> **Exercise description**: Only a number is wanted: how many lines in these records contain the word "others"?

Dataset rows about figures
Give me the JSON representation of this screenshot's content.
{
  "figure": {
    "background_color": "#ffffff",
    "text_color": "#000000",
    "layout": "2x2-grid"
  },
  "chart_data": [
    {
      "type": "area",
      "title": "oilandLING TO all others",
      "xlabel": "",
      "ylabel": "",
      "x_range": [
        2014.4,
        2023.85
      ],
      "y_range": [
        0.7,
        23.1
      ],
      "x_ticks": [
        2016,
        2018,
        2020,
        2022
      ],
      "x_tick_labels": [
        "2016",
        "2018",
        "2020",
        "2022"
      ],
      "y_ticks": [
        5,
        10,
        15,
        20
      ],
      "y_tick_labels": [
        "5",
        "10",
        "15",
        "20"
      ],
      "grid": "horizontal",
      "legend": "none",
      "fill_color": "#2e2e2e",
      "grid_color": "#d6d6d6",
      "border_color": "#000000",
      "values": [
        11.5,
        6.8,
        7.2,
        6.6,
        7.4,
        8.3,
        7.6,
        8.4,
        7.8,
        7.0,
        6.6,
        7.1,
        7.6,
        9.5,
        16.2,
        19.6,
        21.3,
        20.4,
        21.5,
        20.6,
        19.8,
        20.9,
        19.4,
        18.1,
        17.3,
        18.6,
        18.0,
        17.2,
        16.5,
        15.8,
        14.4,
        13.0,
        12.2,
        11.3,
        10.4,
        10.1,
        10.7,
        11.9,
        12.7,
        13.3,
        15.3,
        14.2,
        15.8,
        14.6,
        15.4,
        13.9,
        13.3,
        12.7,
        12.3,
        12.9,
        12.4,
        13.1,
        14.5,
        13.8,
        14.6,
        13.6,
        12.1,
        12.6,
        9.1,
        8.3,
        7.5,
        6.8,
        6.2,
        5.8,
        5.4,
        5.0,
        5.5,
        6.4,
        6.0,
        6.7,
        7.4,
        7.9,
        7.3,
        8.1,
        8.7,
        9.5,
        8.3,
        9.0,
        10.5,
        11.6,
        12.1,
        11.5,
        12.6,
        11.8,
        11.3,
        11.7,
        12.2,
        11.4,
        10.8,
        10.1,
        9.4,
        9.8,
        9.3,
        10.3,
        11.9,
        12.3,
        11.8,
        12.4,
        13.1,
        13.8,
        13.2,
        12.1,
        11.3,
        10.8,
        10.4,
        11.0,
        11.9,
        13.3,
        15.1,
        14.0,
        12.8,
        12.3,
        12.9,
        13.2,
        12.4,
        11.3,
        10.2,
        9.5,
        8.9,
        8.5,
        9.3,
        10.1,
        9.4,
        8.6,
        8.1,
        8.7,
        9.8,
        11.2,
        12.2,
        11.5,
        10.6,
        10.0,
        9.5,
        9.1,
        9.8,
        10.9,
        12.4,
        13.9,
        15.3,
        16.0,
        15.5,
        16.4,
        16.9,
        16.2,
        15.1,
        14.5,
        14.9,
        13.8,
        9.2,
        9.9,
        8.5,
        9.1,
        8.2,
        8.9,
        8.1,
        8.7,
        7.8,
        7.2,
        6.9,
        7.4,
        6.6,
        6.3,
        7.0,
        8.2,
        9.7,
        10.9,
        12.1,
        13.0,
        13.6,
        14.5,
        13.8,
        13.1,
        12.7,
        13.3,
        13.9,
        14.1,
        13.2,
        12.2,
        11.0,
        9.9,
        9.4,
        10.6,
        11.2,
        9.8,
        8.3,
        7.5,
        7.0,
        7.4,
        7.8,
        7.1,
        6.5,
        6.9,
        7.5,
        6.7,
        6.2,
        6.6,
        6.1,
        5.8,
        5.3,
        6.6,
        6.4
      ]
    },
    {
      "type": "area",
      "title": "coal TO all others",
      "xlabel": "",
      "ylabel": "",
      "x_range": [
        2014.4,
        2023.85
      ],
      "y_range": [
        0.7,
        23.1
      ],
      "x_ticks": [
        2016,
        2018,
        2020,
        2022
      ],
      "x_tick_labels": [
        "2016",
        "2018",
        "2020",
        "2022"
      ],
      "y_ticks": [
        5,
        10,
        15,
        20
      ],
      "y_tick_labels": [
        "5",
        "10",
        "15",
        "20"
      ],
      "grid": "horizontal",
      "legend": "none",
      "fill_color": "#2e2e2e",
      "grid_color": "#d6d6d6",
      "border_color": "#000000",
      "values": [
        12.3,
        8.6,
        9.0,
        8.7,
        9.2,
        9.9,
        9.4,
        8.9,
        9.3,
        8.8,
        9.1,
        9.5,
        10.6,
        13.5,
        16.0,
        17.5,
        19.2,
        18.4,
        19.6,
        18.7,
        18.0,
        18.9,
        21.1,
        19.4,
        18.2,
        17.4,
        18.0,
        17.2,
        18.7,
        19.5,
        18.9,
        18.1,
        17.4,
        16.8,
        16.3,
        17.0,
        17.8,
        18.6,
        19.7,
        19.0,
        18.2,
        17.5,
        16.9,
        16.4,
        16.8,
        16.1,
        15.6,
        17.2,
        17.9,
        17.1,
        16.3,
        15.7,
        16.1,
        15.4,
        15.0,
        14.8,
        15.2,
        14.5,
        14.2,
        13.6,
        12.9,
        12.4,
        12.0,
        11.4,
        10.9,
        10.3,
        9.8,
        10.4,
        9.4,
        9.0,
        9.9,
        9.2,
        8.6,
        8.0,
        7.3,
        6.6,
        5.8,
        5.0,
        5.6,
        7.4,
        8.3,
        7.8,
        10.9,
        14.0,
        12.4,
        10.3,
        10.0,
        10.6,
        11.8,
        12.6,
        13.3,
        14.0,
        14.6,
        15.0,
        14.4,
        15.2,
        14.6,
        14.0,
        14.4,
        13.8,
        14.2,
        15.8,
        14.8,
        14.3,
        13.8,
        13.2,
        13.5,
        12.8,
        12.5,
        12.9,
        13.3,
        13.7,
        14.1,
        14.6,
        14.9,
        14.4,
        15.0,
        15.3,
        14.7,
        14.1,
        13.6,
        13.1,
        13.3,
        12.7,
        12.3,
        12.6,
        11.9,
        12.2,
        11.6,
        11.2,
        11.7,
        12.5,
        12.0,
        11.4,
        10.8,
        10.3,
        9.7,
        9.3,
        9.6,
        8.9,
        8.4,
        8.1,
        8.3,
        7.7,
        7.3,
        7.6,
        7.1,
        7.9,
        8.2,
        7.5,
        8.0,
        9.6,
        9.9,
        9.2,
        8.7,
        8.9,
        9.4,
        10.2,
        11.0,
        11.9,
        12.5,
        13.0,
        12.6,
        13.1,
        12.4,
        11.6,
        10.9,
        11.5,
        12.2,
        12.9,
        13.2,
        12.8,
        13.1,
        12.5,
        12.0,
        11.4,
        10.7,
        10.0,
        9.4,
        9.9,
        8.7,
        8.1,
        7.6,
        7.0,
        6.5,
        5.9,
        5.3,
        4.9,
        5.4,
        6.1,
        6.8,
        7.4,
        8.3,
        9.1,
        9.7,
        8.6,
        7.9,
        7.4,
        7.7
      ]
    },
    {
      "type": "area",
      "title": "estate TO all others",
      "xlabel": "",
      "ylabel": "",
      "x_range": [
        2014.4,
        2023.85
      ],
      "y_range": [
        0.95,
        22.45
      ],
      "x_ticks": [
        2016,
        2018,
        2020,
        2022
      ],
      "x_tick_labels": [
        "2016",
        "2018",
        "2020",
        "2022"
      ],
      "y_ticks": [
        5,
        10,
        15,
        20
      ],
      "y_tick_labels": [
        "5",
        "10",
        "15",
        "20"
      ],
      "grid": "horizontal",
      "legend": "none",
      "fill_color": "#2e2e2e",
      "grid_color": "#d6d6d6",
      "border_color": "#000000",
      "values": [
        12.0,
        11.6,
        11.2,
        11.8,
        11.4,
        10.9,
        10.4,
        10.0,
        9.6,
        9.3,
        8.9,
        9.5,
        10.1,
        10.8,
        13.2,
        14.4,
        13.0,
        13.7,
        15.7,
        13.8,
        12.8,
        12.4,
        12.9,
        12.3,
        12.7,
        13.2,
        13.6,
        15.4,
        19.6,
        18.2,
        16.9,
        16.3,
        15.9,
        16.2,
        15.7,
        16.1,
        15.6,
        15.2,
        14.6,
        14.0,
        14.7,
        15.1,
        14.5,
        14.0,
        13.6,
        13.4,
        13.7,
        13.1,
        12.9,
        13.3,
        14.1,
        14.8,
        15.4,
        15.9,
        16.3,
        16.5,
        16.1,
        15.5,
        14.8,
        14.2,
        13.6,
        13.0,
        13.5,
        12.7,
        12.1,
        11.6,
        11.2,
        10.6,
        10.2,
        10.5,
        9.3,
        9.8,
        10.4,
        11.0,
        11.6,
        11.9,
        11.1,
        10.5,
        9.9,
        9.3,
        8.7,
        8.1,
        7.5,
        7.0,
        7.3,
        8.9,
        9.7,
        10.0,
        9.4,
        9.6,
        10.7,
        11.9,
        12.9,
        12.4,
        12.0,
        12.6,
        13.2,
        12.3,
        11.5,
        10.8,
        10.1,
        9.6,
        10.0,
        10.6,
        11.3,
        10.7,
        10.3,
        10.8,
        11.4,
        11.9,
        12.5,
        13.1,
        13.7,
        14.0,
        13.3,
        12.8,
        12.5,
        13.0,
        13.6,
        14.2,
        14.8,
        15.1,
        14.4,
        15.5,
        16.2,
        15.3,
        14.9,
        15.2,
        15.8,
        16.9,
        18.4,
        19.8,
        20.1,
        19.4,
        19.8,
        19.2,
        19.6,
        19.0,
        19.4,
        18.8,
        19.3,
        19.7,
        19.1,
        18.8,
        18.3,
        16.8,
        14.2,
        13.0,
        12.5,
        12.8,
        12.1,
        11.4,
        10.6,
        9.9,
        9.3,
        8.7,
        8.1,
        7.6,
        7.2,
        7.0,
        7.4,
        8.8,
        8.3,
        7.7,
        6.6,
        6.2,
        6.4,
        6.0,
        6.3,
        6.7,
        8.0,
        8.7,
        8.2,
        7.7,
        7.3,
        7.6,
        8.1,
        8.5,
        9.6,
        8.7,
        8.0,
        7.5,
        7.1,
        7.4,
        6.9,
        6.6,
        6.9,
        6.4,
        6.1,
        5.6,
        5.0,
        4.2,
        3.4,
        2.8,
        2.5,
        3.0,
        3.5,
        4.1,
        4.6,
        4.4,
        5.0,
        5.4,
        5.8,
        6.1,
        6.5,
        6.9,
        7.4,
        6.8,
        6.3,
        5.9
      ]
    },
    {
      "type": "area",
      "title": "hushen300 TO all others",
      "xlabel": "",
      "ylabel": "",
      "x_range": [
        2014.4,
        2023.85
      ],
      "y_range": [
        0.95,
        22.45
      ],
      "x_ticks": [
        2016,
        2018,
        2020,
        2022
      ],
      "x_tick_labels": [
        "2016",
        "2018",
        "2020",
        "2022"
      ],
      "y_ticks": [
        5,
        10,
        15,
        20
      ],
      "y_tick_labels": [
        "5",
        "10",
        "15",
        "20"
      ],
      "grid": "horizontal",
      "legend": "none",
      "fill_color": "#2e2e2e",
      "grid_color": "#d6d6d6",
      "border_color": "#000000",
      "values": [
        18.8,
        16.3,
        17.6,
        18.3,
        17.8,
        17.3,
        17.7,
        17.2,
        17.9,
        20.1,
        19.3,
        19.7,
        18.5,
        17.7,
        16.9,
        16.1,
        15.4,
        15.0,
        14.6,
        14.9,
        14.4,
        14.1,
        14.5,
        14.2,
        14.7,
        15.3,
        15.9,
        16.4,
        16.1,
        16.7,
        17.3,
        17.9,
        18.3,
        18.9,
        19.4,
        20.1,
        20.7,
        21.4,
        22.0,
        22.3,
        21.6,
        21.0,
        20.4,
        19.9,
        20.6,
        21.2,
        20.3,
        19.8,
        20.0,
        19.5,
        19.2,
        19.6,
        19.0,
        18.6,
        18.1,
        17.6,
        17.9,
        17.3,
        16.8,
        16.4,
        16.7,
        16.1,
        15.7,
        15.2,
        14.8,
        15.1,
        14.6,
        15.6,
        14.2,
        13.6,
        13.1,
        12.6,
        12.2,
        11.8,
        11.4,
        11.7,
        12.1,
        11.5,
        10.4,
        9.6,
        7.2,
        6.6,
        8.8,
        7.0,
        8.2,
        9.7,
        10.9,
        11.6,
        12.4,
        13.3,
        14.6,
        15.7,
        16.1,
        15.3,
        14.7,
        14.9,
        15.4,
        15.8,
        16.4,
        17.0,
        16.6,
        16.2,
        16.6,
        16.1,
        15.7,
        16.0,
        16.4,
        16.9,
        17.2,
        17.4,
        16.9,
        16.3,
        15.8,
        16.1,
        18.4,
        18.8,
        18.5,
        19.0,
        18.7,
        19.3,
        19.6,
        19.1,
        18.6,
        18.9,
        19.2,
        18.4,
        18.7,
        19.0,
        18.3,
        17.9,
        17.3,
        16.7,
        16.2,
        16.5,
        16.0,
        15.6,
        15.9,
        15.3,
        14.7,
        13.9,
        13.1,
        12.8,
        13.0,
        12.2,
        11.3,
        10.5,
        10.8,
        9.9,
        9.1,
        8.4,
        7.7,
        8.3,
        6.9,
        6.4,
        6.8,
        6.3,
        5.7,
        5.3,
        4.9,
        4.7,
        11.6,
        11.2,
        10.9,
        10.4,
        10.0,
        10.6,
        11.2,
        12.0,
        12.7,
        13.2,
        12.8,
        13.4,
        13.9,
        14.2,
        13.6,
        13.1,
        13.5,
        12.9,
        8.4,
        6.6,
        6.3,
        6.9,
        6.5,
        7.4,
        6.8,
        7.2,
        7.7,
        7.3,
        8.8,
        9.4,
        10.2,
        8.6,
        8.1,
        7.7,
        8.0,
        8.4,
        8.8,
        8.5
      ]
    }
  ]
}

> **Output of the exercise**: 4